Data records:
======

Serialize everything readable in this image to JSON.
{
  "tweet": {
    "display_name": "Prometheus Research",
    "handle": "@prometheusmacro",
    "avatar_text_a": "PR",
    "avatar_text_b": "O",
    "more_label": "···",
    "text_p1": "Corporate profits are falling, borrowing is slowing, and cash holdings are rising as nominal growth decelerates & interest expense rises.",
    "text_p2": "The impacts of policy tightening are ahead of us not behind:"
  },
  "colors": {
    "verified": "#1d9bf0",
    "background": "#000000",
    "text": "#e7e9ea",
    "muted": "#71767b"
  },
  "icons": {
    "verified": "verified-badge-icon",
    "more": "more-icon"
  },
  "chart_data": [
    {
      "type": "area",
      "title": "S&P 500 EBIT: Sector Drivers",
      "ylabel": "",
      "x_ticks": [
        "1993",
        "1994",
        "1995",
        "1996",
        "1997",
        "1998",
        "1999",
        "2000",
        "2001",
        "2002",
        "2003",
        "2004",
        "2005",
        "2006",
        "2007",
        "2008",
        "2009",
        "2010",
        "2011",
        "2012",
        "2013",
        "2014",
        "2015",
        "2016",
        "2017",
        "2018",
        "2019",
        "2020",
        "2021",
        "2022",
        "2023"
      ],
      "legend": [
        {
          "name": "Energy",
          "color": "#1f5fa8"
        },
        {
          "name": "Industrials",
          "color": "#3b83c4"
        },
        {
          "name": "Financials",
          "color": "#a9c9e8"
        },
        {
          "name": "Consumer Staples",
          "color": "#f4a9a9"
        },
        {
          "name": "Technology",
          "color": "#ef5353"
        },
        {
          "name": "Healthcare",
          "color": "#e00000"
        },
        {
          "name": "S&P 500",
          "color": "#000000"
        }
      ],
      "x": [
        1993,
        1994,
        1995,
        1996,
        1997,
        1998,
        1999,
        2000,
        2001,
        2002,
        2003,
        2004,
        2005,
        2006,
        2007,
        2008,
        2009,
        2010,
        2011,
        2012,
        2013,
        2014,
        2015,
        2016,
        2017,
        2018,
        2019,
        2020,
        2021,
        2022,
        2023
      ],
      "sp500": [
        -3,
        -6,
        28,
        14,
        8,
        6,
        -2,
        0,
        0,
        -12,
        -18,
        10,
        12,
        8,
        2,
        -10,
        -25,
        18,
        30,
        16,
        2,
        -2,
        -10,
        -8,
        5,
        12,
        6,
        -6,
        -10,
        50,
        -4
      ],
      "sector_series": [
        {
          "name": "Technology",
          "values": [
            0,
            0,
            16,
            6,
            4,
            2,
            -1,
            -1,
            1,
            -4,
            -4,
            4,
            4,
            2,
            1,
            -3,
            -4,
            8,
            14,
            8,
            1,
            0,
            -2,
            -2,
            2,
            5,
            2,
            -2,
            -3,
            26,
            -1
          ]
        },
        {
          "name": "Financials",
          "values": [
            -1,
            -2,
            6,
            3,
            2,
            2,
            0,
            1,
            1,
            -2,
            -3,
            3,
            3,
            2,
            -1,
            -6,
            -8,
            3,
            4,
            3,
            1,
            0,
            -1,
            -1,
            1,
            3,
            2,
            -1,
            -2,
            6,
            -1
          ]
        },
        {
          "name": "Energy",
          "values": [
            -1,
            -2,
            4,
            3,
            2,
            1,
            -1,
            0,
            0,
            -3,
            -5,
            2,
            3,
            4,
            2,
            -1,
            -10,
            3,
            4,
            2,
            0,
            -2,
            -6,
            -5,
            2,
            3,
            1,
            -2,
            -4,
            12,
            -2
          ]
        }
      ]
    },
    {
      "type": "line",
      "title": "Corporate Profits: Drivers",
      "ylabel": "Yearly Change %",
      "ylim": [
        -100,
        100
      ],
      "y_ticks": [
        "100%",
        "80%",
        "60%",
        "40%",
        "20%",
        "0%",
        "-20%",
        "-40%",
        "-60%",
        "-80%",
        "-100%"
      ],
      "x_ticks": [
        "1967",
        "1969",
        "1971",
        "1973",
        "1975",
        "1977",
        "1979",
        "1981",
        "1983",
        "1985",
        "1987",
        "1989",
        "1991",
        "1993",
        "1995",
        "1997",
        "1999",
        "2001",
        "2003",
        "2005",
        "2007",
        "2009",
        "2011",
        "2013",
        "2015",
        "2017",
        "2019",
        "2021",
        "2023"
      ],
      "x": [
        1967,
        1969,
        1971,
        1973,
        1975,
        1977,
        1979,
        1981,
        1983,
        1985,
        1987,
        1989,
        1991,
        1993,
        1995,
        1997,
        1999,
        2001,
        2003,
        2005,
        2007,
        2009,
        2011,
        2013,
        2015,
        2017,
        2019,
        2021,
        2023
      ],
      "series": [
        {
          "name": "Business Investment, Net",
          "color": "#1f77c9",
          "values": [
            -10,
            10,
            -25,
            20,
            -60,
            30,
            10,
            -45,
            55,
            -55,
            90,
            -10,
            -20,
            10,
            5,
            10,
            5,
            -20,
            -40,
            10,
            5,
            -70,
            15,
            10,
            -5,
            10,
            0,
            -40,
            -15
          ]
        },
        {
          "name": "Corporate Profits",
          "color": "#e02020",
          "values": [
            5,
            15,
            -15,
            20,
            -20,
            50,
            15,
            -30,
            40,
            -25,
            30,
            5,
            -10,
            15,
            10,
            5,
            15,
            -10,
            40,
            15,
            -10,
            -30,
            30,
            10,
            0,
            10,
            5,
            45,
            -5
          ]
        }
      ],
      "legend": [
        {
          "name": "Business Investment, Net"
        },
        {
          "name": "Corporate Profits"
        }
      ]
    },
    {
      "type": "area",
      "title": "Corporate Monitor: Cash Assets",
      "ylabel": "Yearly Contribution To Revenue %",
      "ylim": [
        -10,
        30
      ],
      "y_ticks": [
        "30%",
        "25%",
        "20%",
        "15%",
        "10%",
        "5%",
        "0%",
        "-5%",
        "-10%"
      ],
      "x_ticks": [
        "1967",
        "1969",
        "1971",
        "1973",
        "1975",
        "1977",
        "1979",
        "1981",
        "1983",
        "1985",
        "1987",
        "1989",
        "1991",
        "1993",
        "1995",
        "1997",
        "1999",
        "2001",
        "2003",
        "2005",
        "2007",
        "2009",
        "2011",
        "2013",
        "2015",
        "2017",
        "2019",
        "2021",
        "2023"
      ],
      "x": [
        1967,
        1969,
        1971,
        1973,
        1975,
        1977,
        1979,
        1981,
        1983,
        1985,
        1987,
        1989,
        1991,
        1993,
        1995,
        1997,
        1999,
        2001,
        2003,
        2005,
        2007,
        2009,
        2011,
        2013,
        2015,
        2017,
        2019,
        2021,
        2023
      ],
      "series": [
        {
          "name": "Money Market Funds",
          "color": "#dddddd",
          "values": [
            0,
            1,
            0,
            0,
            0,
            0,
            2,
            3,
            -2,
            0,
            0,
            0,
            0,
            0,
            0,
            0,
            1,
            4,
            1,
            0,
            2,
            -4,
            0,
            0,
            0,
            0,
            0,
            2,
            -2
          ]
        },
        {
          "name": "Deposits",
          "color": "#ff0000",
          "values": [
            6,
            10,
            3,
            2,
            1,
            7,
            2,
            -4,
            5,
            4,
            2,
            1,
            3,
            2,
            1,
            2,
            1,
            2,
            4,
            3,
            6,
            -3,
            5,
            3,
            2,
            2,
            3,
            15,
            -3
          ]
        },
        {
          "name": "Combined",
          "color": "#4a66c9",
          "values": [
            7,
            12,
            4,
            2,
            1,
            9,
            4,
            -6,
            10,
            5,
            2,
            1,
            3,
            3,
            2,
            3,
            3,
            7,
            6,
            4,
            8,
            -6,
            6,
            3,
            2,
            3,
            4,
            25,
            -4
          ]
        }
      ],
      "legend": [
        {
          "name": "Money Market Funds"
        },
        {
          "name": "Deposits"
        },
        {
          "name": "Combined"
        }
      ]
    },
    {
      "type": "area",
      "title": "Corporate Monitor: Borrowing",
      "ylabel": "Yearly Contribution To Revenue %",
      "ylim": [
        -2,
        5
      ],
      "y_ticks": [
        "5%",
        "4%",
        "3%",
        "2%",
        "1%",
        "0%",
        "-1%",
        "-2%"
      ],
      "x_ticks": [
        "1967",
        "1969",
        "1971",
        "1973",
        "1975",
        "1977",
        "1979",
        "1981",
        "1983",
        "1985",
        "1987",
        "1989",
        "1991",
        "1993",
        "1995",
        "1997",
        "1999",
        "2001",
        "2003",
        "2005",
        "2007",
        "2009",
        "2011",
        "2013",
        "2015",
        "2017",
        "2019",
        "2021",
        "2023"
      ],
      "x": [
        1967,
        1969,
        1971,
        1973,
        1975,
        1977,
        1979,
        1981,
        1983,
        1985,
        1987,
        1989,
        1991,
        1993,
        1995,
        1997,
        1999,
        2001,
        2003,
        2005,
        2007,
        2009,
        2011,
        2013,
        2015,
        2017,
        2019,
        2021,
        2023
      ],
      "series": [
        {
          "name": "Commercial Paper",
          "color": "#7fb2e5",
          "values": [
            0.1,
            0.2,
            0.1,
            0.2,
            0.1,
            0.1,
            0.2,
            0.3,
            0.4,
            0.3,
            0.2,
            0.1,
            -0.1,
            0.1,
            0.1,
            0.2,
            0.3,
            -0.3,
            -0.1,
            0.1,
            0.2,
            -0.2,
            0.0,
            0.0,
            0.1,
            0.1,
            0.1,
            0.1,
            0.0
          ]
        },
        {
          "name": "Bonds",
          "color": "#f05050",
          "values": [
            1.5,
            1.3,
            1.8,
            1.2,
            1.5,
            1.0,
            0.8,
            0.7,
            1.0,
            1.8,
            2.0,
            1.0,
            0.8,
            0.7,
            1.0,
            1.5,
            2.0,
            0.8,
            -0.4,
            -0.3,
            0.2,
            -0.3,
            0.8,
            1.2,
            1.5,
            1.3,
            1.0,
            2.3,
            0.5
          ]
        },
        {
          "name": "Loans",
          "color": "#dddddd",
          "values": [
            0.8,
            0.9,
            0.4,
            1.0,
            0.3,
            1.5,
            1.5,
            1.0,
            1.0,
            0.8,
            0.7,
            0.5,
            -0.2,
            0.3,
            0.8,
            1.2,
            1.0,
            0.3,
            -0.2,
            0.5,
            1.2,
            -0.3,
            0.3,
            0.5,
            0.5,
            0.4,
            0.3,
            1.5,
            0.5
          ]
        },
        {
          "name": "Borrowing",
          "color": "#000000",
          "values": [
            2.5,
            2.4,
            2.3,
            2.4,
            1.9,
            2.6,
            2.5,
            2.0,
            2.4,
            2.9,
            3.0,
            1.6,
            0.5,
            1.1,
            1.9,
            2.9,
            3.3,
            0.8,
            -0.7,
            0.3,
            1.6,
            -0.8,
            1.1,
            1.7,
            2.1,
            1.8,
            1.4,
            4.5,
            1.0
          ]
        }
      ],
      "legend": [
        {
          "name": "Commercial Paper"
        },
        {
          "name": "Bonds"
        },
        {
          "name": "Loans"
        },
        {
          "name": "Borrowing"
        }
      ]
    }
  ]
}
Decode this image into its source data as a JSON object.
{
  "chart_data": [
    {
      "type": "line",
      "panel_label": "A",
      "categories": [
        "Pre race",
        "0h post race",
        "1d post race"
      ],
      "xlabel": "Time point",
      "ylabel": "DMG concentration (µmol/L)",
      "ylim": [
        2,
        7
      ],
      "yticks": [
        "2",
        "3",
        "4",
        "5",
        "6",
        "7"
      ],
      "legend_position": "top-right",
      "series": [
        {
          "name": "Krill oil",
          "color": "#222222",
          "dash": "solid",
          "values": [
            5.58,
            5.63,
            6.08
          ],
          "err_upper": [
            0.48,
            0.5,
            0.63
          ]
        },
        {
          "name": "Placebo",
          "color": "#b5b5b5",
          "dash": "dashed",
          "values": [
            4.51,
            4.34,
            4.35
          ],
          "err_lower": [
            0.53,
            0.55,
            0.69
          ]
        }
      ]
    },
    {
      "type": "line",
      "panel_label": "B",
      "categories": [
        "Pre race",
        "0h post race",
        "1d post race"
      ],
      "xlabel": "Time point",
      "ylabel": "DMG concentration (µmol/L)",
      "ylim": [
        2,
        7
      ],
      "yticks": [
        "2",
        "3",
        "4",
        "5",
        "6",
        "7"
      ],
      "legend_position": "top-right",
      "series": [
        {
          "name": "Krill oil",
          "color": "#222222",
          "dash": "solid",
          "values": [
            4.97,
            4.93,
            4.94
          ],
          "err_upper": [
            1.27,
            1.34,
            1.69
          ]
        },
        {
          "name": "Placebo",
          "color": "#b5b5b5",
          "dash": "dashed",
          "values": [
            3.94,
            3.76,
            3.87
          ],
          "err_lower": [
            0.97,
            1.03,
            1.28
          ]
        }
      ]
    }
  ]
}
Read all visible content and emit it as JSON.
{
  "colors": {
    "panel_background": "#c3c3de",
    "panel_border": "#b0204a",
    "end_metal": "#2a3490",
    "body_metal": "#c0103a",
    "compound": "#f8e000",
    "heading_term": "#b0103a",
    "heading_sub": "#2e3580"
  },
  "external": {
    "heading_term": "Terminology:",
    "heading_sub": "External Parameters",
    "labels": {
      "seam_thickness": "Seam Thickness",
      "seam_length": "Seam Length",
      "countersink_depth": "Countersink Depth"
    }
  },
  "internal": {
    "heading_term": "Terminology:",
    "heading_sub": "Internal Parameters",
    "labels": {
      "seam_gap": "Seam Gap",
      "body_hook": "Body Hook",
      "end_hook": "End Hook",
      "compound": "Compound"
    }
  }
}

======

## Task requirements
Find the line containing "Read all visible content and emit it as JSON." in the material above. Print it and every line after it through the end, exactly and only those.

## The reply
Read all visible content and emit it as JSON.
{
  "colors": {
    "panel_background": "#c3c3de",
    "panel_border": "#b0204a",
    "end_metal": "#2a3490",
    "body_metal": "#c0103a",
    "compound": "#f8e000",
    "heading_term": "#b0103a",
    "heading_sub": "#2e3580"
  },
  "external": {
    "heading_term": "Terminology:",
    "heading_sub": "External Parameters",
    "labels": {
      "seam_thickness": "Seam Thickness",
      "seam_length": "Seam Length",
      "countersink_depth": "Countersink Depth"
    }
  },
  "internal": {
    "heading_term": "Terminology:",
    "heading_sub": "Internal Parameters",
    "labels": {
      "seam_gap": "Seam Gap",
      "body_hook": "Body Hook",
      "end_hook": "End Hook",
      "compound": "Compound"
    }
  }
}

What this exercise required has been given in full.